[PROBLEM STATEMENT]: Look for "çàìûñëà" in the listing below. Gather each line that contains it.

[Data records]
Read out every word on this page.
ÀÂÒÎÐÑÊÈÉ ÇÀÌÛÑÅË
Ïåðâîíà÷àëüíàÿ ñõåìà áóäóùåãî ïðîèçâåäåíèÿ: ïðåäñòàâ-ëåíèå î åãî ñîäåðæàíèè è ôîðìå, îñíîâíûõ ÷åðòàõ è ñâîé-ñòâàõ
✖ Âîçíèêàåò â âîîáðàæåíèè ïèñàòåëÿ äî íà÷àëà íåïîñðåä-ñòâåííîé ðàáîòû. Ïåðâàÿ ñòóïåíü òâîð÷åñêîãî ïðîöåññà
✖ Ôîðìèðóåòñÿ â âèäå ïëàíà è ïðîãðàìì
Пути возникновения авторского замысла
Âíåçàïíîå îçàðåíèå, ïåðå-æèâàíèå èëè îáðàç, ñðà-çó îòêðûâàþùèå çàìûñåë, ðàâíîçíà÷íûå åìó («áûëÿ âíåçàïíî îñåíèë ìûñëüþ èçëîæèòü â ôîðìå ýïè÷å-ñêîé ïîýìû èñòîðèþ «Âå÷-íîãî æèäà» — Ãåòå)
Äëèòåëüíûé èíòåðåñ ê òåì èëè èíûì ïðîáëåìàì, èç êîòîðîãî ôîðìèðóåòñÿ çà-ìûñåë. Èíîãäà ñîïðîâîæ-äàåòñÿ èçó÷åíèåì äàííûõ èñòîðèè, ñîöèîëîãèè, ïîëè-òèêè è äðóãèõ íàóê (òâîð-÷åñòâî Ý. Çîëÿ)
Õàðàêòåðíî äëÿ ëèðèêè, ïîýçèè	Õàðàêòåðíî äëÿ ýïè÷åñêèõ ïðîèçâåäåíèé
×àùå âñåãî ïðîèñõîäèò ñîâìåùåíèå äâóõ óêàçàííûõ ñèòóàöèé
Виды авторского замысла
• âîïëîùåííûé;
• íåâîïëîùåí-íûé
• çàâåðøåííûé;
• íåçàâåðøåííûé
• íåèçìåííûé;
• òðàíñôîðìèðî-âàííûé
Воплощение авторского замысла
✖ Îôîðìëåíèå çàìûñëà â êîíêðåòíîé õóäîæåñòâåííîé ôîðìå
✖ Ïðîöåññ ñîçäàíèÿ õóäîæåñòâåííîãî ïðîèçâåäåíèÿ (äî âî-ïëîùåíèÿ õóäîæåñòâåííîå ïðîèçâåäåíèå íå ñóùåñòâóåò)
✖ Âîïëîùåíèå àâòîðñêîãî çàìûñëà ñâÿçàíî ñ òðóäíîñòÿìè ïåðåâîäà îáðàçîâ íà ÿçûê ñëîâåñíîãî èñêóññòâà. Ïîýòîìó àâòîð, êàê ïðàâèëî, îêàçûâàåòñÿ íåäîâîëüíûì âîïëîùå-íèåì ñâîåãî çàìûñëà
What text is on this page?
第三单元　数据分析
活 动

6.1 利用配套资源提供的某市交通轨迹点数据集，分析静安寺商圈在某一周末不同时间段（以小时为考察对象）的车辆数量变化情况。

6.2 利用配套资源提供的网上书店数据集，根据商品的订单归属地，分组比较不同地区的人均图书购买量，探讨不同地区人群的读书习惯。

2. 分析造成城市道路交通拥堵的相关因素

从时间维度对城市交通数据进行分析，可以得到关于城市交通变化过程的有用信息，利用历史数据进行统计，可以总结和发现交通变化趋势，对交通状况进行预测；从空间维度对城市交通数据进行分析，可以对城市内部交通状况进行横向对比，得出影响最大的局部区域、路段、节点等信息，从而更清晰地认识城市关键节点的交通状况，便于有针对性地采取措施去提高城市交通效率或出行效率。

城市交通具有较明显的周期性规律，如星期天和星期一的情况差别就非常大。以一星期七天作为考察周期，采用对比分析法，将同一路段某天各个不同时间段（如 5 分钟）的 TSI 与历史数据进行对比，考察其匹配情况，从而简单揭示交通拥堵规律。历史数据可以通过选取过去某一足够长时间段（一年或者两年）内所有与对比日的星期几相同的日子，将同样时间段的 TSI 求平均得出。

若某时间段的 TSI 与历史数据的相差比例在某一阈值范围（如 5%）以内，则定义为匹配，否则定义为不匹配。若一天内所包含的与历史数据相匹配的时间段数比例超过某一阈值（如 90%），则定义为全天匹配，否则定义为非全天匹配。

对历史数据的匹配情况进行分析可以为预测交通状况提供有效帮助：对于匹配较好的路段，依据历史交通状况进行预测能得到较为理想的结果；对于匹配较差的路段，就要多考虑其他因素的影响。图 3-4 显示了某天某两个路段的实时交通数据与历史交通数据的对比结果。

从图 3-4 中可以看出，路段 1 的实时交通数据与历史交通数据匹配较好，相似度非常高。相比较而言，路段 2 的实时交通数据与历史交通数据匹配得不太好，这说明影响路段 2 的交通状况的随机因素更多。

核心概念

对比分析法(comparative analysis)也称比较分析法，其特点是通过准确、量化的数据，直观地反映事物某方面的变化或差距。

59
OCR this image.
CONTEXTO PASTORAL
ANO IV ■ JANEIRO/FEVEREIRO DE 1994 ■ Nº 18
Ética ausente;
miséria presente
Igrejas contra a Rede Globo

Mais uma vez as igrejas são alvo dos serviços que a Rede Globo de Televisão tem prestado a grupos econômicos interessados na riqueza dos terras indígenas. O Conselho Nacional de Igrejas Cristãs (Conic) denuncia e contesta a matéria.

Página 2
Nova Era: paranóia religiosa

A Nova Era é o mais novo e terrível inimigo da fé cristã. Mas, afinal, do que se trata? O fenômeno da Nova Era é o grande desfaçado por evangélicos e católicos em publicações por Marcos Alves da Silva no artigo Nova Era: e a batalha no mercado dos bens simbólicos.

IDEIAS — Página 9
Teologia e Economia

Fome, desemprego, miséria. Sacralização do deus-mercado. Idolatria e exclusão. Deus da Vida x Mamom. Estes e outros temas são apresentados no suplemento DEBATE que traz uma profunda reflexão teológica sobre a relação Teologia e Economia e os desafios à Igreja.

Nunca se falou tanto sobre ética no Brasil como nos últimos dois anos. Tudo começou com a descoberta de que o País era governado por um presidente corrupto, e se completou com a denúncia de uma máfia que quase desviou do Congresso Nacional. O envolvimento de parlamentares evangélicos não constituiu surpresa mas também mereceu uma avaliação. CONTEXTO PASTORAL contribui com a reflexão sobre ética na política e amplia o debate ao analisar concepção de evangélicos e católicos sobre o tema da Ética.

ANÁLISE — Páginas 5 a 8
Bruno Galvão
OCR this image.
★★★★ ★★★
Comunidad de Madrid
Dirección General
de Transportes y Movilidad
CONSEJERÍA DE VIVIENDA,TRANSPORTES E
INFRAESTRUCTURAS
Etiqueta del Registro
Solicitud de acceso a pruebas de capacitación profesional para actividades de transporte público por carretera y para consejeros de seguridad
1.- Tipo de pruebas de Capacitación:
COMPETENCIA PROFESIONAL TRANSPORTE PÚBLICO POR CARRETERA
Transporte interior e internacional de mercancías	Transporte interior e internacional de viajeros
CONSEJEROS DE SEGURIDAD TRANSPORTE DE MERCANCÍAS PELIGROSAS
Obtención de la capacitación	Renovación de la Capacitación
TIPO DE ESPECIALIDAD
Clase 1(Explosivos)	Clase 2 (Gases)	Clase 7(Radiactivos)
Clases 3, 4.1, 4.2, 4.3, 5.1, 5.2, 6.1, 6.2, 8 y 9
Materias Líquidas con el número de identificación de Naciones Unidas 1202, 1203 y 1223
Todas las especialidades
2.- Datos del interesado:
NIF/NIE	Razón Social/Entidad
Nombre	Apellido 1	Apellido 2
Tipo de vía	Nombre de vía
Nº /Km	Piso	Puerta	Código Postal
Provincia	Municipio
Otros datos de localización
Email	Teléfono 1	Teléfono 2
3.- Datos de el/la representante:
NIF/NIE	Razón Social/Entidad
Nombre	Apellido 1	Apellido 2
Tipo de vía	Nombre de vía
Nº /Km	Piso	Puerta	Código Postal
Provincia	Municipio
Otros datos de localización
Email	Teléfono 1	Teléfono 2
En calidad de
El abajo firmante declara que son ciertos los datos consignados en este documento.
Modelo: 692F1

[EXPECTED ANSWER]:
✖ Îôîðìëåíèå çàìûñëà â êîíêðåòíîé õóäîæåñòâåííîé ôîðìå
✖ Âîïëîùåíèå àâòîðñêîãî çàìûñëà ñâÿçàíî ñ òðóäíîñòÿìè ïåðåâîäà îáðàçîâ íà ÿçûê ñëîâåñíîãî èñêóññòâà. Ïîýòîìó àâòîð, êàê ïðàâèëî, îêàçûâàåòñÿ íåäîâîëüíûì âîïëîùå-íèåì ñâîåãî çàìûñëà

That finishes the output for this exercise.